YOUR TASK
Read the lines that follow and pick out every one containing the word "JSON".

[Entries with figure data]
_ _ _

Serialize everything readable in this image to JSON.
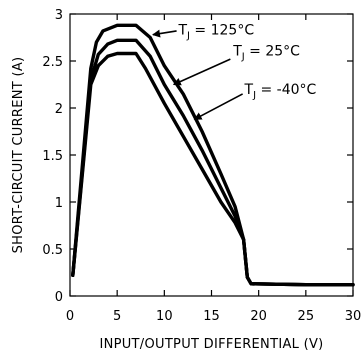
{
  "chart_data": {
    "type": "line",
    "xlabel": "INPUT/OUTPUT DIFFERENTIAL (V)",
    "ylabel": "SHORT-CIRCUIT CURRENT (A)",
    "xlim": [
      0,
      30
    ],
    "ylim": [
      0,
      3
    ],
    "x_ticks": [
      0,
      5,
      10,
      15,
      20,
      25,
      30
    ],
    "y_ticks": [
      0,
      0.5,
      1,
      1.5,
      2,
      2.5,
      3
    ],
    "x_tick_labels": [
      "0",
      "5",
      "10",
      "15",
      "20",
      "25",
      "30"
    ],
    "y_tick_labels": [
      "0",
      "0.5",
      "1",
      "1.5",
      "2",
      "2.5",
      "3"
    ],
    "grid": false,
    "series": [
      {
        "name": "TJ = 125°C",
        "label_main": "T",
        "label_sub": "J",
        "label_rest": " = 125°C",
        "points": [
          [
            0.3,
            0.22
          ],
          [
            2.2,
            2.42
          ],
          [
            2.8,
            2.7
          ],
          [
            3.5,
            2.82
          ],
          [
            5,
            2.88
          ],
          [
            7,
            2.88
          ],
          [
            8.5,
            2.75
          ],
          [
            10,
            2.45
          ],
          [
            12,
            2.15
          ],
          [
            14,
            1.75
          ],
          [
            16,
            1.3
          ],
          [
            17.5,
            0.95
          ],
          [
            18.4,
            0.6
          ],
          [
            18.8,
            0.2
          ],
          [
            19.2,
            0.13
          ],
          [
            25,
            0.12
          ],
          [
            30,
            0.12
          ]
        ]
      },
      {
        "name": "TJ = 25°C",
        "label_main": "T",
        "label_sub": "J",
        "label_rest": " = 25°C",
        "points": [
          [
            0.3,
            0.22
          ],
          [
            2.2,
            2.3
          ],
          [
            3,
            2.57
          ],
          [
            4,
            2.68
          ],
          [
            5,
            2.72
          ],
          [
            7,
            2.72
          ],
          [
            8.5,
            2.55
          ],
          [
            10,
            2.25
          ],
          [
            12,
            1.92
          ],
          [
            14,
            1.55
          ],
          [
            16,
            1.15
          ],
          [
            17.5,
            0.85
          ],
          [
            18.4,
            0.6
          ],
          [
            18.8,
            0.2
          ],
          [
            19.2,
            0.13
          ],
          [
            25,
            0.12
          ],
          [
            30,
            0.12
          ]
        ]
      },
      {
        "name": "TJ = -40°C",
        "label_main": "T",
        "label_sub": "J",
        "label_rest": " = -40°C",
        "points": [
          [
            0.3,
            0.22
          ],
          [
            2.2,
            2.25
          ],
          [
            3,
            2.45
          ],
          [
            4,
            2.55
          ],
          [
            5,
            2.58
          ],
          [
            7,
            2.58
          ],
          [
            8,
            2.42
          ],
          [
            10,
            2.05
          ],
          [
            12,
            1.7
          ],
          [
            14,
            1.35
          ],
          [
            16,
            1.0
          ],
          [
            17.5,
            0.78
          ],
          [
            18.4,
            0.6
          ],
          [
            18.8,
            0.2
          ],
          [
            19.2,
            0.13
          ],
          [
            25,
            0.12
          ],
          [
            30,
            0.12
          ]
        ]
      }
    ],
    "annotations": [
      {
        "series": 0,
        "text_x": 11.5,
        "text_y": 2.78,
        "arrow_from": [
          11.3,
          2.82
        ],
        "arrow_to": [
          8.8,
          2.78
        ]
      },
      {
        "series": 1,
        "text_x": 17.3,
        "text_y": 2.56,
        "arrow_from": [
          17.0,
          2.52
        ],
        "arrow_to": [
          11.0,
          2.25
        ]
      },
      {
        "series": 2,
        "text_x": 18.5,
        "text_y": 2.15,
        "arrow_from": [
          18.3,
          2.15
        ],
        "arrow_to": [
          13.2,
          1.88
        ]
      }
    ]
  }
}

_ _ _

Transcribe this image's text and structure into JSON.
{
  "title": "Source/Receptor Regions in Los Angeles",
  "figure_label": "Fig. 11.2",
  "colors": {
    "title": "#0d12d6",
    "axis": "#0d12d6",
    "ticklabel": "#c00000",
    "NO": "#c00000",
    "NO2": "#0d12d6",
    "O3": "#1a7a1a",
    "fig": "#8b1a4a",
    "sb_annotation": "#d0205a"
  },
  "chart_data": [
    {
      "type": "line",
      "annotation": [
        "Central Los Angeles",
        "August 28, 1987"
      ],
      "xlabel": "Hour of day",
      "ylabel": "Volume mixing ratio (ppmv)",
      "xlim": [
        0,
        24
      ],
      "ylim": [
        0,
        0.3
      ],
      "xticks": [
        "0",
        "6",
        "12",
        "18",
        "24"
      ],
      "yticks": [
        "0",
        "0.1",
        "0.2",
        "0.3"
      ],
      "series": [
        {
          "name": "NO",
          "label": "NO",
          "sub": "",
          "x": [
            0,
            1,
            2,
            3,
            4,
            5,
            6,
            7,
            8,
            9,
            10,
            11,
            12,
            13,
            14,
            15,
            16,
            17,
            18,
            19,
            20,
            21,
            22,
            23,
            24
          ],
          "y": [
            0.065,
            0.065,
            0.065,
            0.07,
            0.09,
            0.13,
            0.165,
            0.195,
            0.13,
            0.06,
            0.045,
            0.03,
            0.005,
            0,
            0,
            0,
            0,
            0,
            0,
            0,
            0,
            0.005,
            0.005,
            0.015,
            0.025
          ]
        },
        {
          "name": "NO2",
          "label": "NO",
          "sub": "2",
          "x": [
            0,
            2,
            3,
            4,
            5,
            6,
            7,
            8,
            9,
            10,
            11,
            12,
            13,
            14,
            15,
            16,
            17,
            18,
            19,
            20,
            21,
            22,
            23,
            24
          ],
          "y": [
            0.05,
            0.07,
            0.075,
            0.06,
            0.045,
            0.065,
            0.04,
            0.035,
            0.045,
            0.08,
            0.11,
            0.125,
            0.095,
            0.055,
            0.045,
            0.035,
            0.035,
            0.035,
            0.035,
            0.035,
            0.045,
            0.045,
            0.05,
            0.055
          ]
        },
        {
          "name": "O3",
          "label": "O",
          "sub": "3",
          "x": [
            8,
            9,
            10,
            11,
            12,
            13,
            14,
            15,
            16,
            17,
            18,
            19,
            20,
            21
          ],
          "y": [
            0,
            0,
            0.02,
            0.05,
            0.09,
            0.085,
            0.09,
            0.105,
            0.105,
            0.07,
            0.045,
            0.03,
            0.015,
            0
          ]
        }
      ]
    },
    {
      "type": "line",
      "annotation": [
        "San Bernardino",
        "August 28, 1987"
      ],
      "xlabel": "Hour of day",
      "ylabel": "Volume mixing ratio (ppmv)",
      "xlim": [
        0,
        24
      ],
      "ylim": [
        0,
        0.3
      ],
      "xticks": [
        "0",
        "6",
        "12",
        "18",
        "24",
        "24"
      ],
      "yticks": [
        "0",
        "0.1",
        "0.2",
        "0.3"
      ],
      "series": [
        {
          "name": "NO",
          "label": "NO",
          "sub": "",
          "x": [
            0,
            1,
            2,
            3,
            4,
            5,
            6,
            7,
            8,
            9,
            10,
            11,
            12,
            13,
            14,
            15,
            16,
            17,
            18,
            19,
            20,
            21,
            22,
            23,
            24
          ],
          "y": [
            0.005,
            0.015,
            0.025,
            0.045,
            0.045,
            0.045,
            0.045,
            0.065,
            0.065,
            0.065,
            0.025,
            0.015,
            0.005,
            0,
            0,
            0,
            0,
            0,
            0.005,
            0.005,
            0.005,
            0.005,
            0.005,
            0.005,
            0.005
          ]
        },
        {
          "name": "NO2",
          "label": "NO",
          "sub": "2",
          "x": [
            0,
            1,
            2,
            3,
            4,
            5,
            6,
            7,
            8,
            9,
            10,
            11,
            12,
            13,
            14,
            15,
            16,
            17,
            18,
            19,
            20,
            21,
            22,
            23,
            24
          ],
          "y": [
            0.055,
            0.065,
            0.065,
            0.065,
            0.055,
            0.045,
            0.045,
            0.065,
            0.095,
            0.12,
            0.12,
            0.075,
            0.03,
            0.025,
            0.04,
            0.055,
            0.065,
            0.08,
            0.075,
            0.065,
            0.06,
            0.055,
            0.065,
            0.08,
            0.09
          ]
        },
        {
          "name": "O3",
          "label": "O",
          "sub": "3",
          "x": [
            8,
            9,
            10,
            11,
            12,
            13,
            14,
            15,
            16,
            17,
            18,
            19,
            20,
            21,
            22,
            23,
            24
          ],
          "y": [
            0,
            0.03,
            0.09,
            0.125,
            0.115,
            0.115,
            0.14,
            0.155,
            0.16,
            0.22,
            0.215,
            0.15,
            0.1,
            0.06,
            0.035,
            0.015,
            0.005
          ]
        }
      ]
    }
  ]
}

_ _ _

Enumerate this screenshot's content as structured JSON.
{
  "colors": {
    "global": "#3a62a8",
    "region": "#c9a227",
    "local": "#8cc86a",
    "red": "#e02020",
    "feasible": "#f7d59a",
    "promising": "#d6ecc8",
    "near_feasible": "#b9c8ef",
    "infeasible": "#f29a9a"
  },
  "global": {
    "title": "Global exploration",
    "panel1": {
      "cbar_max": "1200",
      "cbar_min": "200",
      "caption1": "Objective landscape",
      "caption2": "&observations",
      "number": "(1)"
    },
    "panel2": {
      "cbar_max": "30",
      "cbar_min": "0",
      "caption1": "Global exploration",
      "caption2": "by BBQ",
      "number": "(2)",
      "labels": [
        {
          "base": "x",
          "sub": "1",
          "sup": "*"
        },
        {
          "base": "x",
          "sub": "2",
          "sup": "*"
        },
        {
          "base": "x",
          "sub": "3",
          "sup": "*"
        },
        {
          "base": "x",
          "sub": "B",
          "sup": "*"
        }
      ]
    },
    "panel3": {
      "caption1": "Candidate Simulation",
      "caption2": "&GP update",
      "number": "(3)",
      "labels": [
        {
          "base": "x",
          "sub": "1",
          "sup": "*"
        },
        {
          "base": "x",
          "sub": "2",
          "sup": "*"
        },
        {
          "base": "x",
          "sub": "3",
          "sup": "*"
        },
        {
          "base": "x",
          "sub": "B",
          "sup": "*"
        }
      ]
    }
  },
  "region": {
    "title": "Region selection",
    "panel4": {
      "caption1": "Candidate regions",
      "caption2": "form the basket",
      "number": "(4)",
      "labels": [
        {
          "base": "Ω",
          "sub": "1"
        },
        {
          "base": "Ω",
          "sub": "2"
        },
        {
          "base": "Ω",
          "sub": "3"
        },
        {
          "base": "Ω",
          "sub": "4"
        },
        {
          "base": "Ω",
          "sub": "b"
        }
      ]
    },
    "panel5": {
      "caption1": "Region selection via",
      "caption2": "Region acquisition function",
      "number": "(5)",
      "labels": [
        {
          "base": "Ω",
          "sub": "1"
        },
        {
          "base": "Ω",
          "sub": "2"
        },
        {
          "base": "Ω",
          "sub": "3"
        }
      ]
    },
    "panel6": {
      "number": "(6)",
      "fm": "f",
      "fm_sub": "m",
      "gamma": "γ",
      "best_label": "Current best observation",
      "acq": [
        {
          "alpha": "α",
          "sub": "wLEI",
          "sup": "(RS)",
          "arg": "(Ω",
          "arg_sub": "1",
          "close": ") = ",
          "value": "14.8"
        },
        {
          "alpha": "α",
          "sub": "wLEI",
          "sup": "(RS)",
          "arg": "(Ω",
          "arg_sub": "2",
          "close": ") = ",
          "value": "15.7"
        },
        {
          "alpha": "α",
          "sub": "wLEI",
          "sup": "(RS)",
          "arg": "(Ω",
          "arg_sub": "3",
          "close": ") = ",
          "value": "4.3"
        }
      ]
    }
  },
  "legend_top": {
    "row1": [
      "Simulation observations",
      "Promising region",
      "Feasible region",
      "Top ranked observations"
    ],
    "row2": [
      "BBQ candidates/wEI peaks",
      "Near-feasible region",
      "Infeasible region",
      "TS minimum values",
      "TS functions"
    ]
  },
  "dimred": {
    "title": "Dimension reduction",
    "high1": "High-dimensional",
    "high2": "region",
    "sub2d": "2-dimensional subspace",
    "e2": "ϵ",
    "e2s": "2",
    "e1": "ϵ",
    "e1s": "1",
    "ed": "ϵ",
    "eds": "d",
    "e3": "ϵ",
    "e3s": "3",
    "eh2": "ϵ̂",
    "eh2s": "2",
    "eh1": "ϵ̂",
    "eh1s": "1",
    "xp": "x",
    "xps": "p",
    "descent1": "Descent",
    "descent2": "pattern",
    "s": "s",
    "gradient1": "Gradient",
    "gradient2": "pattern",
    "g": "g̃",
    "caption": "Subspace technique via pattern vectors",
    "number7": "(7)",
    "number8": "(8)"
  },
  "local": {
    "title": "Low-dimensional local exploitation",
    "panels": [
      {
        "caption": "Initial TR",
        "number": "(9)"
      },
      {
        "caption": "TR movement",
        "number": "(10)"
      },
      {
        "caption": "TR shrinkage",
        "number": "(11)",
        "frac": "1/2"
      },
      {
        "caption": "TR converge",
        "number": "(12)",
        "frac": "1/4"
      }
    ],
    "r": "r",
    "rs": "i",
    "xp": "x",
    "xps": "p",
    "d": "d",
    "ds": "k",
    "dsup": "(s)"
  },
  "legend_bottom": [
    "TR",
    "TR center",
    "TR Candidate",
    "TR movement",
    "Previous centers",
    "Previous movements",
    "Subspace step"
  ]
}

_ _ _

FULL SOLUTION
Serialize everything readable in this image to JSON.
Transcribe this image's text and structure into JSON.
Enumerate this screenshot's content as structured JSON.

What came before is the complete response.